WHAT TO PRODUCE: Recast the stretch from the line containing "period-to-month: 月 — [290, 557, 301, 570]" through the line containing "land-category-close: ) — [413, 406, 418, 419]" as a numbered list, omitting blank lines.

Layout region entries
--- begin ---

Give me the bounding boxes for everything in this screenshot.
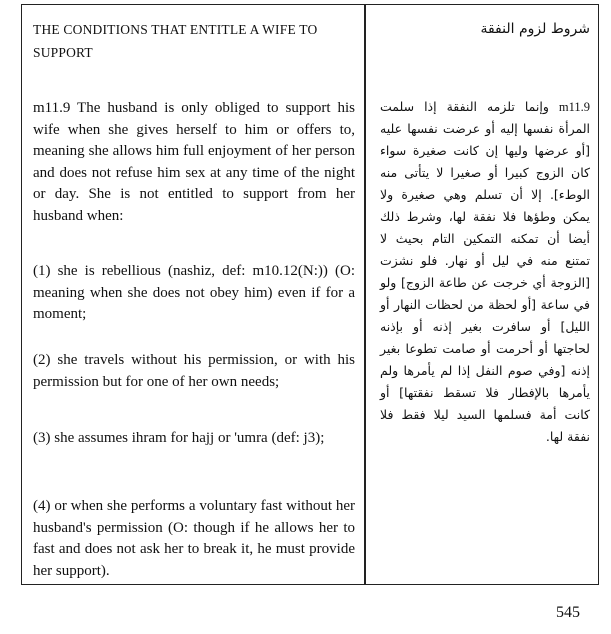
condition-item-4: (4) or when she performs a voluntary fast without her husband's permission (O: though if he allows her to fast and does not ask her to break it, he must provide her support). bbox=[33, 498, 355, 579]
condition-item-2: (2) she travels without his permission, or with his permission but for one of her own needs; bbox=[33, 352, 355, 390]
arabic-section-heading: شروط لزوم النفقة bbox=[480, 21, 590, 37]
page-number: 545 bbox=[556, 604, 580, 621]
section-heading: THE CONDITIONS THAT ENTITLE A WIFE TO SUPPORT bbox=[33, 22, 318, 60]
condition-item-3: (3) she assumes ihram for hajj or 'umra (def: j3); bbox=[33, 430, 325, 446]
condition-item-1: (1) she is rebellious (nashiz, def: m10.12(N:)) (O: meaning when she does not obey him) even if for a moment; bbox=[33, 263, 355, 322]
arabic-section-ref: m11.9 bbox=[558, 100, 590, 114]
column-divider bbox=[364, 4, 366, 585]
main-paragraph: m11.9 The husband is only obliged to support his wife when she gives herself to him or offers to, meaning she allows him full enjoyment of her person and does not refuse him sex at any time of the night or day. She is not entitled to support from her husband when: bbox=[33, 100, 355, 224]
arabic-body-text: وإنما تلزمه النفقة إذا سلمت المرأة نفسها إليه أو عرضت نفسها عليه [أو عرضها وليها إن كانت صغيرة سواء كان الزوج كبيرا أو صغيرا لا يتأتى منه الوطء]. إلا أن تسلم وهي صغيرة ولا يمكن وطؤها فلا نفقة لها، وشرط ذلك أيضا أن تمكنه التمكين التام بحيث لا تمتنع منه في ليل أو نهار. فلو نشزت [الزوجة أي خرجت عن طاعة الزوج] ولو في ساعة [أو لحظة من لحظات النهار أو الليل] أو سافرت بغير إذنه أو بإذنه لحاجتها أو أحرمت أو صامت تطوعا بغير إذنه [وفي صوم النفل إذا لم يأمرها ولم يأمرها بالإفطار فلا تسقط نفقتها] أو كانت أمة فسلمها السيد ليلا فقط فلا نفقة لها. bbox=[380, 99, 590, 444]
arabic-text-block bbox=[380, 96, 590, 448]
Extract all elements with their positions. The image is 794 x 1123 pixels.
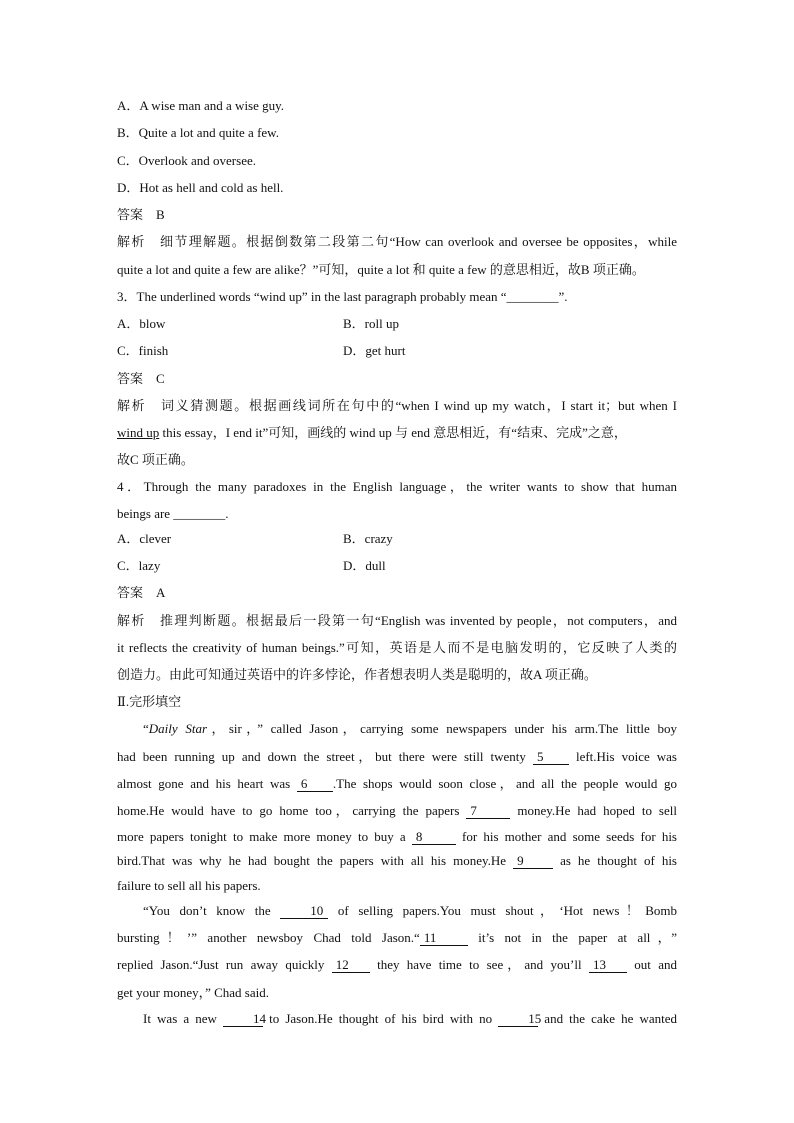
q3-stem: 3．The underlined words “wind up” in the last paragraph probably mean “________”. bbox=[117, 289, 568, 304]
quote-mark: “ bbox=[143, 721, 149, 736]
passage-p1-line4 bbox=[117, 803, 677, 819]
q3-options-row1 bbox=[117, 316, 677, 332]
blank-14: 14 bbox=[223, 1012, 263, 1027]
q2-explanation-line1: 解析 细节理解题。根据倒数第二段第二句“How can overlook and oversee be opposites，while bbox=[117, 234, 677, 249]
passage-text: It was a new bbox=[143, 1011, 224, 1026]
passage-p1-line2 bbox=[117, 749, 677, 765]
passage-p2-line1 bbox=[117, 903, 677, 919]
q4-explanation-line2: it reflects the creativity of human beings.”可知，英语是人而不是电脑发明的，它反映了人类的 bbox=[117, 640, 677, 655]
blank-15: 15 bbox=[498, 1012, 538, 1027]
passage-p1-line1 bbox=[117, 721, 677, 737]
passage-text: to Jason.He thought of his bird with no bbox=[263, 1011, 499, 1026]
q3-option-d: D．get hurt bbox=[343, 343, 406, 358]
blank-6: 6 bbox=[297, 777, 333, 792]
q4-option-a: A．clever bbox=[117, 531, 172, 546]
blank-11: 11 bbox=[420, 931, 468, 946]
q4-option-d: D．dull bbox=[343, 558, 386, 573]
q3-explanation-line2-text: this essay，I end it”可知，画线的 wind up 与 end 意思相近，有“结束、完成”之意， bbox=[159, 425, 627, 440]
passage-text: for his mother and some seeds for his bbox=[455, 829, 677, 844]
q3-explanation-line2 bbox=[117, 425, 677, 441]
passage-p2-line3 bbox=[117, 957, 677, 973]
q3-option-a: A．blow bbox=[117, 316, 166, 331]
passage-text: bird.That was why he had bought the papers with all his money.He bbox=[117, 853, 514, 868]
passage-text: and the cake he wanted bbox=[538, 1011, 677, 1026]
blank-9: 9 bbox=[513, 854, 553, 869]
q2-explanation-line2: quite a lot and quite a few are alike？”可知，quite a lot 和 quite a few 的意思相近，故B 项正确。 bbox=[117, 262, 645, 277]
q4-options-row1 bbox=[117, 531, 677, 547]
passage-p1-line5 bbox=[117, 829, 677, 845]
blank-12: 12 bbox=[332, 958, 370, 973]
passage-p2-line4: get your money，” Chad said. bbox=[117, 985, 269, 1000]
section-title: Ⅱ.完形填空 bbox=[117, 694, 182, 709]
passage-text: replied Jason.“Just run away quickly bbox=[117, 957, 332, 972]
passage-text: bursting！’” another newsboy Chad told Jason.“ bbox=[117, 930, 420, 945]
q2-option-b: B．Quite a lot and quite a few. bbox=[117, 125, 279, 140]
passage-text: it’s not in the paper at all，” bbox=[467, 930, 677, 945]
passage-text: out and bbox=[626, 957, 678, 972]
passage-text: they have time to see，and you’ll bbox=[369, 957, 589, 972]
passage-text: “You don’t know the bbox=[143, 903, 281, 918]
passage-p1-line7: failure to sell all his papers. bbox=[117, 878, 261, 893]
blank-7: 7 bbox=[466, 804, 510, 819]
passage-p1-line3 bbox=[117, 776, 677, 792]
blank-8: 8 bbox=[412, 830, 456, 845]
q3-option-b: B．roll up bbox=[343, 316, 399, 331]
underlined-phrase: wind up bbox=[117, 425, 160, 440]
q2-option-a: A．A wise man and a wise guy. bbox=[117, 98, 285, 113]
q2-option-c: C．Overlook and oversee. bbox=[117, 153, 256, 168]
passage-p1-line6 bbox=[117, 853, 677, 869]
q4-answer: 答案 A bbox=[117, 585, 166, 600]
q4-options-row2 bbox=[117, 558, 677, 574]
passage-text: more papers tonight to make more money to buy a bbox=[117, 829, 412, 844]
passage-text: .The shops would soon close，and all the people would go bbox=[332, 776, 677, 791]
q2-answer: 答案 B bbox=[117, 207, 165, 222]
q4-explanation-line3: 创造力。由此可知通过英语中的许多悖论，作者想表明人类是聪明的，故A 项正确。 bbox=[117, 667, 597, 682]
passage-text: had been running up and down the street，but there were still twenty bbox=[117, 749, 533, 764]
q3-explanation-line1: 解析 词义猜测题。根据画线词所在句中的“when I wind up my watch，I start it；but when I bbox=[117, 398, 677, 413]
q3-options-row2 bbox=[117, 343, 677, 359]
q4-option-b: B．crazy bbox=[343, 531, 393, 546]
blank-5: 5 bbox=[533, 750, 569, 765]
q4-stem-line2: beings are ________. bbox=[117, 506, 229, 521]
q4-stem-line1: 4．Through the many paradoxes in the English language，the writer wants to show that human bbox=[117, 479, 677, 494]
passage-text: home.He would have to go home too，carrying the papers bbox=[117, 803, 467, 818]
q3-answer: 答案 C bbox=[117, 371, 165, 386]
blank-13: 13 bbox=[589, 958, 627, 973]
passage-p3-line1 bbox=[117, 1011, 677, 1027]
q2-option-d: D．Hot as hell and cold as hell. bbox=[117, 180, 284, 195]
passage-text: of selling papers.You must shout，‘Hot news！Bomb bbox=[328, 903, 677, 918]
q4-explanation-line1: 解析 推理判断题。根据最后一段第一句“English was invented by people，not computers，and bbox=[117, 613, 677, 628]
q3-option-c: C．finish bbox=[117, 343, 169, 358]
passage-text: left.His voice was bbox=[568, 749, 677, 764]
q4-option-c: C．lazy bbox=[117, 558, 161, 573]
passage-text: almost gone and his heart was bbox=[117, 776, 297, 791]
passage-text: money.He had hoped to sell bbox=[510, 803, 677, 818]
blank-10: 10 bbox=[280, 904, 328, 919]
passage-p2-line2 bbox=[117, 930, 677, 946]
newspaper-name: Daily Star bbox=[148, 721, 208, 736]
passage-text: as he thought of his bbox=[553, 853, 677, 868]
q3-explanation-line3: 故C 项正确。 bbox=[117, 452, 194, 467]
passage-text: ，sir，” called Jason，carrying some newspapers under his arm.The little boy bbox=[207, 721, 677, 736]
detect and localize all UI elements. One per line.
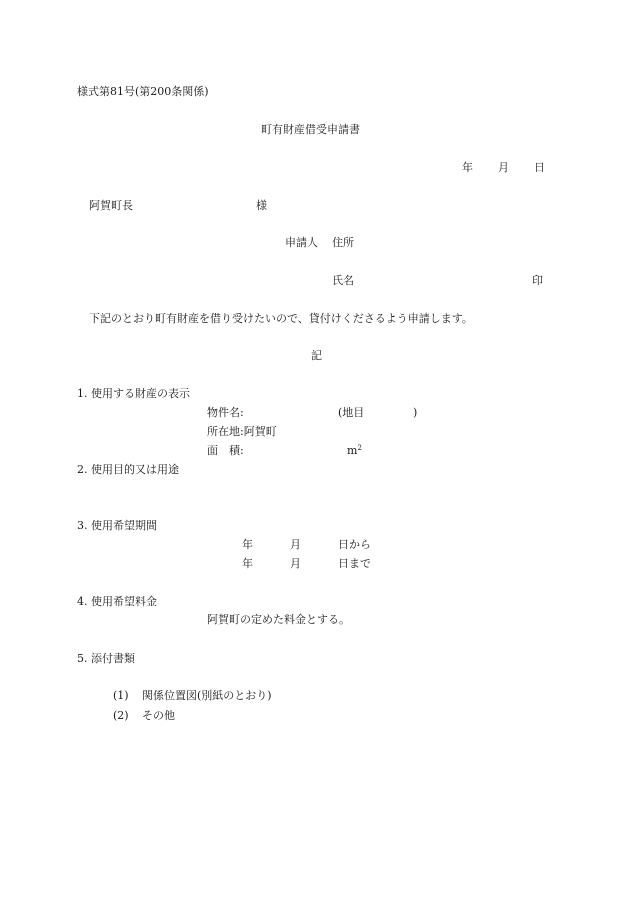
period-to-month: 月 — [290, 557, 301, 570]
area-label: 面 積: — [207, 444, 244, 457]
form-number: 様式第81号(第200条関係) — [77, 85, 209, 98]
intro-text: 下記のとおり町有財産を借り受けたいので、貸付けくださるよう申請します。 — [89, 312, 473, 325]
applicant-name-label: 氏名 — [332, 274, 354, 287]
land-category-close: ) — [413, 406, 418, 419]
period-to-day: 日まで — [338, 557, 371, 570]
section-5-heading: 5. 添付書類 — [77, 652, 135, 665]
section-1-heading: 1. 使用する財産の表示 — [77, 387, 190, 400]
item-name-label: 物件名: — [207, 406, 244, 419]
applicant-role: 申請人 — [285, 236, 318, 249]
seal-mark: 印 — [532, 274, 543, 287]
form-title: 町有財産借受申請書 — [261, 123, 360, 136]
section-2-heading: 2. 使用目的又は用途 — [77, 463, 179, 476]
area-unit-base: m — [347, 444, 358, 457]
period-from-day: 日から — [338, 538, 371, 551]
date-day-label: 日 — [534, 161, 545, 174]
attachment-2-num: (2) — [113, 709, 129, 722]
land-category-label: (地目 — [338, 406, 365, 419]
period-from-month: 月 — [290, 538, 301, 551]
addressee-honorific: 様 — [256, 199, 267, 212]
area-unit — [347, 445, 362, 456]
date-year-label: 年 — [462, 161, 473, 174]
period-to-year: 年 — [242, 557, 253, 570]
area-unit-sup: 2 — [357, 444, 362, 452]
attachment-1-text: 関係位置図(別紙のとおり) — [142, 689, 272, 702]
addressee-name: 阿賀町長 — [89, 199, 133, 212]
date-month-label: 月 — [498, 161, 509, 174]
fee-text: 阿賀町の定めた料金とする。 — [207, 613, 350, 626]
period-from-year: 年 — [242, 538, 253, 551]
attachment-1-num: (1) — [113, 689, 129, 702]
location-label: 所在地:阿賀町 — [207, 425, 277, 438]
section-4-heading: 4. 使用希望料金 — [77, 595, 157, 608]
applicant-address-label: 住所 — [332, 236, 354, 249]
ki-heading: 記 — [311, 349, 322, 362]
attachment-2-text: その他 — [142, 709, 175, 722]
section-3-heading: 3. 使用希望期間 — [77, 519, 157, 532]
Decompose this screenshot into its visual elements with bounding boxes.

--- end ---

COMPLETE RESPONSE:
1. period-to-month: 月 — [290, 557, 301, 570]
2. area-label: 面 積: — [207, 444, 244, 457]
3. form-number: 様式第81号(第200条関係) — [77, 85, 209, 98]
4. intro-text: 下記のとおり町有財産を借り受けたいので、貸付けくださるよう申請します。 — [89, 312, 473, 325]
5. applicant-name-label: 氏名 — [332, 274, 354, 287]
6. land-category-close: ) — [413, 406, 418, 419]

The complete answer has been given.